- **Exercise material**
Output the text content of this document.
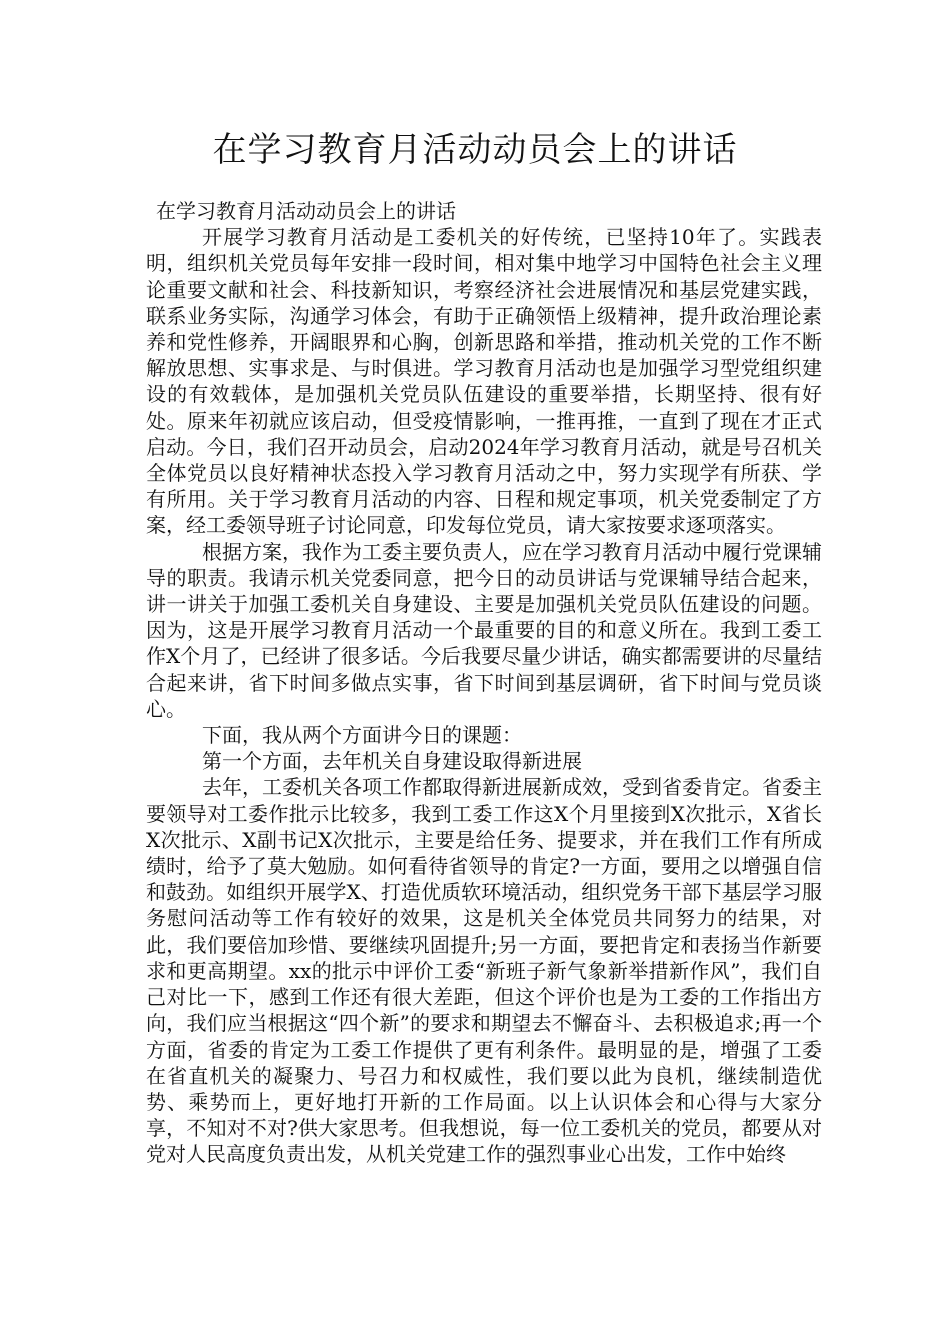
在学习教育月活动动员会上的讲话

在学习教育月活动动员会上的讲话

开展学习教育月活动是工委机关的好传统，已坚持10年了。实践表明，组织机关党员每年安排一段时间，相对集中地学习中国特色社会主义理论重要文献和社会、科技新知识，考察经济社会进展情况和基层党建实践，联系业务实际，沟通学习体会，有助于正确领悟上级精神，提升政治理论素养和党性修养，开阔眼界和心胸，创新思路和举措，推动机关党的工作不断解放思想、实事求是、与时俱进。学习教育月活动也是加强学习型党组织建设的有效载体，是加强机关党员队伍建设的重要举措，长期坚持、很有好处。原来年初就应该启动，但受疫情影响，一推再推，一直到了现在才正式启动。今日，我们召开动员会，启动2024年学习教育月活动，就是号召机关全体党员以良好精神状态投入学习教育月活动之中，努力实现学有所获、学有所用。关于学习教育月活动的内容、日程和规定事项，机关党委制定了方案，经工委领导班子讨论同意，印发每位党员，请大家按要求逐项落实。

根据方案，我作为工委主要负责人，应在学习教育月活动中履行党课辅导的职责。我请示机关党委同意，把今日的动员讲话与党课辅导结合起来，讲一讲关于加强工委机关自身建设、主要是加强机关党员队伍建设的问题。因为，这是开展学习教育月活动一个最重要的目的和意义所在。我到工委工作X个月了，已经讲了很多话。今后我要尽量少讲话，确实都需要讲的尽量结合起来讲，省下时间多做点实事，省下时间到基层调研，省下时间与党员谈心。

下面，我从两个方面讲今日的课题：

第一个方面，去年机关自身建设取得新进展

去年，工委机关各项工作都取得新进展新成效，受到省委肯定。省委主要领导对工委作批示比较多，我到工委工作这X个月里接到X次批示，X省长X次批示、X副书记X次批示，主要是给任务、提要求，并在我们工作有所成绩时，给予了莫大勉励。如何看待省领导的肯定?一方面，要用之以增强自信和鼓劲。如组织开展学X、打造优质软环境活动，组织党务干部下基层学习服务慰问活动等工作有较好的效果，这是机关全体党员共同努力的结果，对此，我们要倍加珍惜、要继续巩固提升;另一方面，要把肯定和表扬当作新要求和更高期望。xx的批示中评价工委“新班子新气象新举措新作风”，我们自己对比一下，感到工作还有很大差距，但这个评价也是为工委的工作指出方向，我们应当根据这“四个新”的要求和期望去不懈奋斗、去积极追求;再一个方面，省委的肯定为工委工作提供了更有利条件。最明显的是，增强了工委在省直机关的凝聚力、号召力和权威性，我们要以此为良机，继续制造优势、乘势而上，更好地打开新的工作局面。以上认识体会和心得与大家分享，不知对不对?供大家思考。但我想说，每一位工委机关的党员，都要从对党对人民高度负责出发，从机关党建工作的强烈事业心出发，工作中始终
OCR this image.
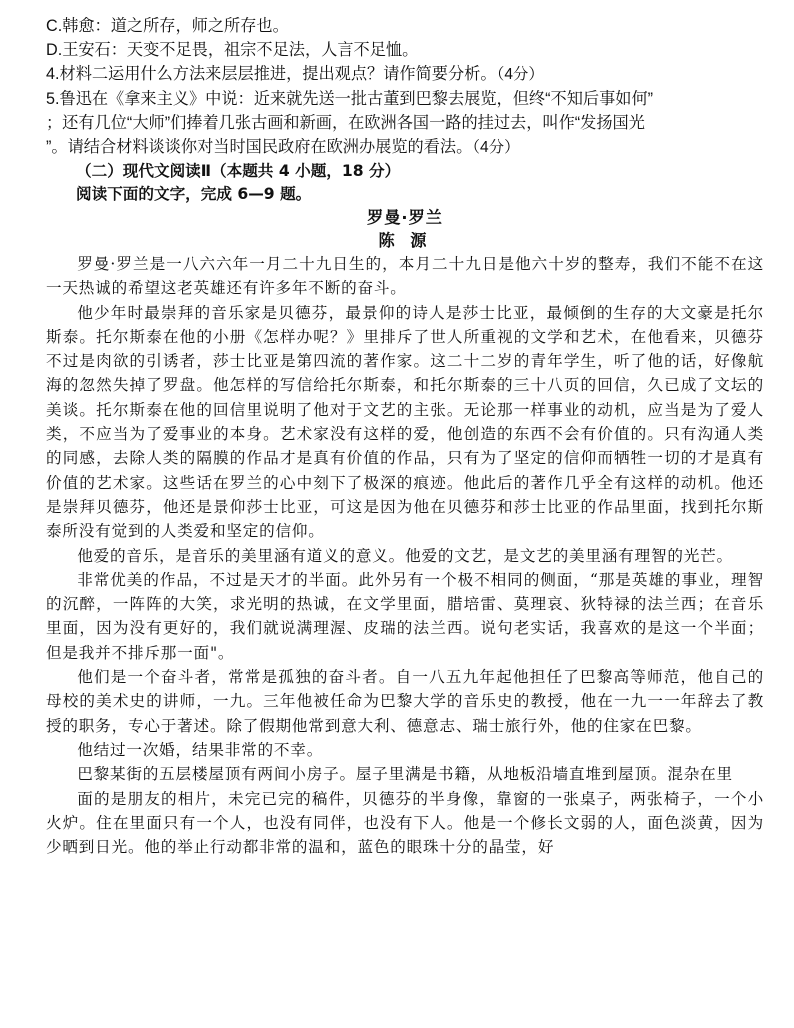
C.韩愈：道之所存，师之所存也。

D.王安石：天变不足畏，祖宗不足法，人言不足恤。

4.材料二运用什么方法来层层推进，提出观点？请作简要分析。（4分）

5.鲁迅在《拿来主义》中说：近来就先送一批古董到巴黎去展览，但终“不知后事如何”

；还有几位“大师”们捧着几张古画和新画，在欧洲各国一路的挂过去，叫作“发扬国光

”。请结合材料谈谈你对当时国民政府在欧洲办展览的看法。（4分）

（二）现代文阅读Ⅱ（本题共 4 小题，18 分）

阅读下面的文字，完成 6—9 题。

罗曼·罗兰

陈 源

罗曼·罗兰是一八六六年一月二十九日生的，本月二十九日是他六十岁的整寿，我们不能不在这一天热诚的希望这老英雄还有许多年不断的奋斗。

他少年时最崇拜的音乐家是贝德芬，最景仰的诗人是莎士比亚，最倾倒的生存的大文豪是托尔斯泰。托尔斯泰在他的小册《怎样办呢？》里排斥了世人所重视的文学和艺术，在他看来，贝德芬不过是肉欲的引诱者，莎士比亚是第四流的著作家。这二十二岁的青年学生，听了他的话，好像航海的忽然失掉了罗盘。他怎样的写信给托尔斯泰，和托尔斯泰的三十八页的回信，久已成了文坛的美谈。托尔斯泰在他的回信里说明了他对于文艺的主张。无论那一样事业的动机，应当是为了爱人类，不应当为了爱事业的本身。艺术家没有这样的爱，他创造的东西不会有价值的。只有沟通人类的同感，去除人类的隔膜的作品才是真有价值的作品，只有为了坚定的信仰而牺牲一切的才是真有价值的艺术家。这些话在罗兰的心中刻下了极深的痕迹。他此后的著作几乎全有这样的动机。他还是崇拜贝德芬，他还是景仰莎士比亚，可这是因为他在贝德芬和莎士比亚的作品里面，找到托尔斯泰所没有觉到的人类爱和坚定的信仰。

他爱的音乐，是音乐的美里涵有道义的意义。他爱的文艺，是文艺的美里涵有理智的光芒。

非常优美的作品，不过是天才的半面。此外另有一个极不相同的侧面，“那是英雄的事业，理智的沉醉，一阵阵的大笑，求光明的热诚，在文学里面，腊培雷、莫理哀、狄特禄的法兰西；在音乐里面，因为没有更好的，我们就说满理渥、皮瑞的法兰西。说句老实话，我喜欢的是这一个半面；但是我并不排斥那一面"。

他们是一个奋斗者，常常是孤独的奋斗者。自一八五九年起他担任了巴黎高等师范，他自己的母校的美术史的讲师，一九。三年他被任命为巴黎大学的音乐史的教授，他在一九一一年辞去了教授的职务，专心于著述。除了假期他常到意大利、德意志、瑞士旅行外，他的住家在巴黎。

他结过一次婚，结果非常的不幸。

巴黎某街的五层楼屋顶有两间小房子。屋子里满是书籍，从地板沿墙直堆到屋顶。混杂在里

面的是朋友的相片，未完已完的稿件，贝德芬的半身像，靠窗的一张桌子，两张椅子，一个小火炉。住在里面只有一个人，也没有同伴，也没有下人。他是一个修长文弱的人，面色淡黄，因为少晒到日光。他的举止行动都非常的温和，蓝色的眼珠十分的晶莹，好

- **What to produce**
Filter the listing above for the string "this" and copy every matching line.

- **Response below**
Output the text content of this document.
OCR this image.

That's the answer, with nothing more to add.